Filter for the word "realtime" and keep each matching line.
------------------------------------------------------------
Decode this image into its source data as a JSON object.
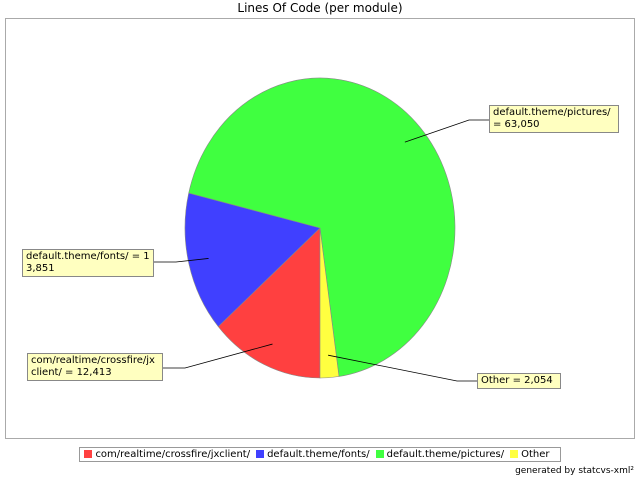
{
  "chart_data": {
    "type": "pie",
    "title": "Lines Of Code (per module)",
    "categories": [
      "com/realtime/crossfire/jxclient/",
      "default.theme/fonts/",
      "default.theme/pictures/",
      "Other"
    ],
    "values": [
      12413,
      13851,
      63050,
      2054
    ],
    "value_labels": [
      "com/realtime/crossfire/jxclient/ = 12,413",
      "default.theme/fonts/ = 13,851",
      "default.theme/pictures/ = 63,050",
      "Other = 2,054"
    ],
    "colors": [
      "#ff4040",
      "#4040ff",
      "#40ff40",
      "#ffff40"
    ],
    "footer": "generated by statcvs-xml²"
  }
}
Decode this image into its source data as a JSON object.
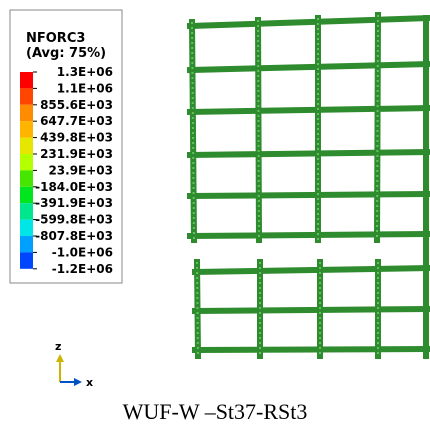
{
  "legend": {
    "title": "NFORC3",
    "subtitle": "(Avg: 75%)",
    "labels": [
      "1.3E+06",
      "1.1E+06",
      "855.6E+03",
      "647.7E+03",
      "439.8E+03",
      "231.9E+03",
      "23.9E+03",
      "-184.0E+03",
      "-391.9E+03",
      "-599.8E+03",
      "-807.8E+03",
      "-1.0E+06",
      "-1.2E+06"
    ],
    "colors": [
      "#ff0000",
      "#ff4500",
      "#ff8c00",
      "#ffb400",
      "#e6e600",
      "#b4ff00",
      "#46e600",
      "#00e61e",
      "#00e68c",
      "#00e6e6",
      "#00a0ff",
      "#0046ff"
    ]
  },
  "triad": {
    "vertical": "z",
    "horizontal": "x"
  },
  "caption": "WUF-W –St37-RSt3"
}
------------------------------------------------------------
**Exercise answer**
      "com/realtime/crossfire/jxclient/",
      "com/realtime/crossfire/jxclient/ = 12,413",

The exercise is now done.